• [TASK SET]
1. Translate this sentence from the passage on band feuds into Spanish: "Had an onstage fight so violent the drummer knocked the guitarist unconscious with a cymbal, got banned from touring America for four years at the peak of the British Invasion, and sustained rock's longest sibling feud."
2. Proceed with the passage on band feuds, picking up after its final sentence.

• [SUPPLIED PASSAGE]
Threatened each other onstage between songs at a political benefit, broke up for 14 years, said they'd reunite when hell froze over, then titled the reunion album accordingly — and later fired a founder, who sued.

Los Angeles, USAActive (farewell tour, years running)
FILE Nº 013 · 1963–1996

The Kinks

Had an onstage fight so violent the drummer knocked the guitarist unconscious with a cymbal, got banned from touring America for four years at the peak of the British Invasion, and sustained rock's longest sibling feud.

London, EnglandDisbanded 1996; brothers' détente perpetually rumoured
FILE Nº 014 · 1968–2017 (final bow 2025)

Black Sabbath

Fired the most famous frontman in metal for outpartying a band of legendary partiers, cycled through singers and lawsuits for two decades, then reunited for one final hometown show that outgrossed the feud.

[Page layout parsing data]

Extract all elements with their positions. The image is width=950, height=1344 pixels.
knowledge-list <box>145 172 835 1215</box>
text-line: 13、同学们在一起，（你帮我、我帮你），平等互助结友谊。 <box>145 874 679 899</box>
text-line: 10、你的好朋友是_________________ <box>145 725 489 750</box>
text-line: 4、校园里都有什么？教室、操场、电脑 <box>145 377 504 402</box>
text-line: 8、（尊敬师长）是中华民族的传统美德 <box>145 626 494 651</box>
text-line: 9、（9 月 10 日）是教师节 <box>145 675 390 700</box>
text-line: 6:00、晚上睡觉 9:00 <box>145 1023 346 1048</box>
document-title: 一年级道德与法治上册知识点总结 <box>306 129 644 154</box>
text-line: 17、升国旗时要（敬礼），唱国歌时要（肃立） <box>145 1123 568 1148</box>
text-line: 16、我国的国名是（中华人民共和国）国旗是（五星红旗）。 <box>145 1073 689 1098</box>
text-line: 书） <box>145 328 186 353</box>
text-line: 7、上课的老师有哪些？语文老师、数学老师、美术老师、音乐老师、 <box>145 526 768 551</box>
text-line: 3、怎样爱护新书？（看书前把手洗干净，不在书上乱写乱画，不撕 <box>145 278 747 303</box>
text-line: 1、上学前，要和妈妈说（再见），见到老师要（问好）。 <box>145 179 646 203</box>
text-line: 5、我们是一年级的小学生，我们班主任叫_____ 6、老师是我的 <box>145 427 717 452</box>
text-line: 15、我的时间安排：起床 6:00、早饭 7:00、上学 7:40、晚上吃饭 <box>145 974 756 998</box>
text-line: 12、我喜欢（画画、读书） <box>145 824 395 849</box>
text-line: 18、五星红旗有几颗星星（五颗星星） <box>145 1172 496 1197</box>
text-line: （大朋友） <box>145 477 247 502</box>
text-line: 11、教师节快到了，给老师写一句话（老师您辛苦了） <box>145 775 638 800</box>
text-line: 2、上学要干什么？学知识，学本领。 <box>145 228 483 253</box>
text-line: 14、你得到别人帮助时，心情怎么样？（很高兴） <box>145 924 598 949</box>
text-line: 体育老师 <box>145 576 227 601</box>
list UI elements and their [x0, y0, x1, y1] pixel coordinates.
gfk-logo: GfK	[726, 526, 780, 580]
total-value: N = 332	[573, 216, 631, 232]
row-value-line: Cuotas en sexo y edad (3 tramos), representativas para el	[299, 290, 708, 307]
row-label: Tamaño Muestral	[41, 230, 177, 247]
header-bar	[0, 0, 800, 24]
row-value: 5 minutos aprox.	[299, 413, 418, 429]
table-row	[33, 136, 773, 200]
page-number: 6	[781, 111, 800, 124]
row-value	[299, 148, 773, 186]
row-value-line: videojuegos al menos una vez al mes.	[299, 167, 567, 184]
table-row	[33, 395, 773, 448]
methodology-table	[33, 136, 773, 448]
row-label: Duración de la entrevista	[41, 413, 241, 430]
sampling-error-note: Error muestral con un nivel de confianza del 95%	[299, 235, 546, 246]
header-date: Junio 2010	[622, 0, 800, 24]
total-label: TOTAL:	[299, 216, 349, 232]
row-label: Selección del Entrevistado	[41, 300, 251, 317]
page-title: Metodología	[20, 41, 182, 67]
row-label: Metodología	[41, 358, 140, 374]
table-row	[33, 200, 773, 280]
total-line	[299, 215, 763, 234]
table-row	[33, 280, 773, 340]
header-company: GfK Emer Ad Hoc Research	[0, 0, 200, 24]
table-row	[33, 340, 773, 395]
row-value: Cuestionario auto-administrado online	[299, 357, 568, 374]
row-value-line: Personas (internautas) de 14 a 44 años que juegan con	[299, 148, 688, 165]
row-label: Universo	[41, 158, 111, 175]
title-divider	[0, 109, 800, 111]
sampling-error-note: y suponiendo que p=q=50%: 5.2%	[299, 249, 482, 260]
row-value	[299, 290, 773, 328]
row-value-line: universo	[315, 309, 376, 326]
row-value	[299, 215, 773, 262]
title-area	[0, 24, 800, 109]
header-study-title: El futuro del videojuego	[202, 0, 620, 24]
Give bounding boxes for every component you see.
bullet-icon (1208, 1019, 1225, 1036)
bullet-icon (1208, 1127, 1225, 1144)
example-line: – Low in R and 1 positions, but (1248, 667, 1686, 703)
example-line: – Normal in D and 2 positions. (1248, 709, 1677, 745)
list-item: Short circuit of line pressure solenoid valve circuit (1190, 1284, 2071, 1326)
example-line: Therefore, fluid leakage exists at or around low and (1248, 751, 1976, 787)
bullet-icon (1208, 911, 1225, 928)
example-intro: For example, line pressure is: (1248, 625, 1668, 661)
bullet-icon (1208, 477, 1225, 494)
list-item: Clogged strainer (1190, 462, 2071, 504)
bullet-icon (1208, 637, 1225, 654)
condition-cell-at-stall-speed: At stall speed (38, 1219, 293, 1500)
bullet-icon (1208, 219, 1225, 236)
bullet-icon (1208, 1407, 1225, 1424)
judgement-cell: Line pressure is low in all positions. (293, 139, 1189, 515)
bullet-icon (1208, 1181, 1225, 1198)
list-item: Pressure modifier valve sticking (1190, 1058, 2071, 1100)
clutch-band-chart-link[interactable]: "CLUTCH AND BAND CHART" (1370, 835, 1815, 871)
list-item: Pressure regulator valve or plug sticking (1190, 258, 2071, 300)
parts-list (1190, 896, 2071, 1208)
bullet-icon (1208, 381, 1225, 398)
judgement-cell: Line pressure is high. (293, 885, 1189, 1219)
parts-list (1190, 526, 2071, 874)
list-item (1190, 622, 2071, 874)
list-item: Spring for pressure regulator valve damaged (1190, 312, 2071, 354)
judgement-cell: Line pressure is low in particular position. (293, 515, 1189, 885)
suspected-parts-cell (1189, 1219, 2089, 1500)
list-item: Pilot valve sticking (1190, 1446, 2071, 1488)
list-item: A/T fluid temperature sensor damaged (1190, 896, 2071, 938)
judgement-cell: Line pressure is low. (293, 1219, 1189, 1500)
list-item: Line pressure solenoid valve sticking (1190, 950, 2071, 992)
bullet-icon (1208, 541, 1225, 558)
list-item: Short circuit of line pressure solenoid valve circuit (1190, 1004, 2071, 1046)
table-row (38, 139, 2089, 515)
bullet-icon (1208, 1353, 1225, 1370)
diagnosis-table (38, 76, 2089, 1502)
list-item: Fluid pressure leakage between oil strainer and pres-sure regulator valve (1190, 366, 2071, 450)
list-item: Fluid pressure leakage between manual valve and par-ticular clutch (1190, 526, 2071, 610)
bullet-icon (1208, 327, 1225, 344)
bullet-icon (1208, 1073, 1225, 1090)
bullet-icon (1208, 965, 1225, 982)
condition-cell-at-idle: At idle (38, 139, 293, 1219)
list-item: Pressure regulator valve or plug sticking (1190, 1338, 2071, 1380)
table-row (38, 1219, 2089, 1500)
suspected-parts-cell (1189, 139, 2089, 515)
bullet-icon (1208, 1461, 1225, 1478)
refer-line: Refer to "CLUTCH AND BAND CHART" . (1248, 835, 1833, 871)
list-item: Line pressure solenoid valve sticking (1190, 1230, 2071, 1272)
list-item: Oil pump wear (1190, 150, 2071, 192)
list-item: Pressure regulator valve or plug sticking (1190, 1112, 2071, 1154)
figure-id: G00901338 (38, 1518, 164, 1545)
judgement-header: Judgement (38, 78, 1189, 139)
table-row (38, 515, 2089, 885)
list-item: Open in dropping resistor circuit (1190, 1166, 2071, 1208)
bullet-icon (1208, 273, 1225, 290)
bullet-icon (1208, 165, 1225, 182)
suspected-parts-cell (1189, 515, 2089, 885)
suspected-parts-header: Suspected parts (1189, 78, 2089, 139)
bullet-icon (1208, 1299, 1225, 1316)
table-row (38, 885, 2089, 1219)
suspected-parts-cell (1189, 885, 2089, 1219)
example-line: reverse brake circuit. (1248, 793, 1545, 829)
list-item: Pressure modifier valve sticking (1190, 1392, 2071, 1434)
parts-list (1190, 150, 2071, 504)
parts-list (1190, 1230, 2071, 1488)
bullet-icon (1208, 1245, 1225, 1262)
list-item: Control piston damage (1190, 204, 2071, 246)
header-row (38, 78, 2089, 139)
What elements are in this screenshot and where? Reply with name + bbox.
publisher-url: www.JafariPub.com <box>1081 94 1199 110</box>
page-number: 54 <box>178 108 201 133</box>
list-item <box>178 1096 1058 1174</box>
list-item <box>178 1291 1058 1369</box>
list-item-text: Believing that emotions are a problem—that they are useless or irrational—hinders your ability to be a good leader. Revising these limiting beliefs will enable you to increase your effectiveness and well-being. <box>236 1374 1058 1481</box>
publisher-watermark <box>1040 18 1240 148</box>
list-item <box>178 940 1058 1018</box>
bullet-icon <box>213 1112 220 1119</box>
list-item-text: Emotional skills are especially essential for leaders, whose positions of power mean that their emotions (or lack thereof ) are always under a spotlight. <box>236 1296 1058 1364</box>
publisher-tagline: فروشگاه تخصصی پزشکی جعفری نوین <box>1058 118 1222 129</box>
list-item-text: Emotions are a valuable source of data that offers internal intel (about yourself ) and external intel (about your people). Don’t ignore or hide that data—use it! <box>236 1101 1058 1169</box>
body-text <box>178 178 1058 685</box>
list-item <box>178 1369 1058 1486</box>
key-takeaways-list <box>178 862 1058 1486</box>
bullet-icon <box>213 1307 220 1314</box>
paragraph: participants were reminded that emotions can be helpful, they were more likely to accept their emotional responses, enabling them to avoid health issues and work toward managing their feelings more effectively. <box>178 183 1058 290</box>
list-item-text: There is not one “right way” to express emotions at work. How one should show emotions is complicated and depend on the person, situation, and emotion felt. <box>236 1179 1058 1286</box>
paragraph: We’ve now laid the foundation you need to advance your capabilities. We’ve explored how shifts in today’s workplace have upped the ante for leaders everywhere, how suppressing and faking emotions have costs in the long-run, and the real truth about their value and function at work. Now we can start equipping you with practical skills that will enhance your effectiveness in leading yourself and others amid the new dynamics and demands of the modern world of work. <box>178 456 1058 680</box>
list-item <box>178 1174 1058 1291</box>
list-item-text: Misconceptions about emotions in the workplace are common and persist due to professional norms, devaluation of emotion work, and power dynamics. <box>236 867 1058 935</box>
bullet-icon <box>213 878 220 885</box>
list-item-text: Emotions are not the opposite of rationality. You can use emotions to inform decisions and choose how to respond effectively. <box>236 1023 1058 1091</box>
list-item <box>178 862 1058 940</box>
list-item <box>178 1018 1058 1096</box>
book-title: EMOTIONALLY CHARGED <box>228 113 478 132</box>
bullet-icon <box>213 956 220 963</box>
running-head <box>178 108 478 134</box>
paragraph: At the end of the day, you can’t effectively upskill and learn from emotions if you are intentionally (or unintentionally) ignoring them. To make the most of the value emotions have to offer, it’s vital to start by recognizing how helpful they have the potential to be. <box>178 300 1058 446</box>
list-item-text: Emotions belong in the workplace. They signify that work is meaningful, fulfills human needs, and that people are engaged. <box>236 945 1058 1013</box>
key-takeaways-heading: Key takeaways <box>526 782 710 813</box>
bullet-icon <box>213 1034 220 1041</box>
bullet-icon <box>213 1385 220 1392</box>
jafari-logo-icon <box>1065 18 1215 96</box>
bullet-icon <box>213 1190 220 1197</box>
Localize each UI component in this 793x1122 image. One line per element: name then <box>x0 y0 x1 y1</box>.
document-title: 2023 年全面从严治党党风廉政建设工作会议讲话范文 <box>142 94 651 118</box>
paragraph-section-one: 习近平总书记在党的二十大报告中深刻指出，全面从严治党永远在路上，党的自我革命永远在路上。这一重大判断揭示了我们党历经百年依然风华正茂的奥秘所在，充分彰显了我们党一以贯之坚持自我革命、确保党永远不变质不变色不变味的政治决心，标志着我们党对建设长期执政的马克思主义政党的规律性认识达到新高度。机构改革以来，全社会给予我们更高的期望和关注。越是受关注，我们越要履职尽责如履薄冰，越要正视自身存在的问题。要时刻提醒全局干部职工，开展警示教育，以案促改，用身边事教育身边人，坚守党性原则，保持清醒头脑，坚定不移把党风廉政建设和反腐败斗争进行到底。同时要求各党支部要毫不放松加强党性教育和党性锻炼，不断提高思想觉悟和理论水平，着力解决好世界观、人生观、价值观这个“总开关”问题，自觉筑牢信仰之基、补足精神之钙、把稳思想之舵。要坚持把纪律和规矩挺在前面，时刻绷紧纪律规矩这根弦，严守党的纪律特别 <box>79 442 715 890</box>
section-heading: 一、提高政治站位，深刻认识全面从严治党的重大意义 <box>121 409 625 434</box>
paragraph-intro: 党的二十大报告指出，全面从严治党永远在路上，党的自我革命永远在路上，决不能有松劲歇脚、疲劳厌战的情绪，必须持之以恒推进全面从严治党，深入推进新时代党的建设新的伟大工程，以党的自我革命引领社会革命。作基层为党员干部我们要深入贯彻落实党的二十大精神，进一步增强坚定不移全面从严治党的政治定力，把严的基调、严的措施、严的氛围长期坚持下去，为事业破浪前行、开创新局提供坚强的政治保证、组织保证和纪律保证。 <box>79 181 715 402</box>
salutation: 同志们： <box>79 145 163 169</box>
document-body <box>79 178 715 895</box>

• [RESULTS FOR EACH TASK]
1. Tuvieron una pelea en el escenario tan violenta que el baterista dejó inconsciente al guitarrista con un platillo, se les prohibió hacer giras por Estados Unidos durante cuatro años en el apogeo de la Invasión Británica y mantuvieron la disputa entre hermanos más larga del rock.

2.
Birmingham, EnglandConcluded (Ozzy Osbourne d. 2025)
FILE Nº 015 · 1967–1972

Creedence Clearwater Revival

Signed the worst contract in rock history, broke up over a democracy experiment, boycotted their own Hall of Fame induction — and their label sued the singer for plagiarizing himself.

El Cerrito, California, USADisbanded 1972; feud outlived two members
FILE Nº 016 · 1962–present

The Rolling Stones

Dismissed their founder weeks before his death, nearly split in the 1980s when the singer took the new album's material solo, and published a memoir calling the frontman unbearable — then toured together anyway.

London, EnglandActive — the feud merely well-managed
FILE Nº 017 · 1961–present (in fragments)

The Beach Boys

Managed (and allegedly defrauded) by their own father, who sold their publishing without telling them; spent the 90s suing each other over credits, memoirs and the band name; and once nearly recorded with Charles Manson.

Hawthorne, California, USABrand active; the family litigation docket is retired, mostly
FILE Nº 018 · 1974–1996

Ramones

Invented punk rock as a fake family of 'brothers,' two of whom then barely spoke for the band's final sixteen years — over a stolen girlfriend — while continuing to share a van.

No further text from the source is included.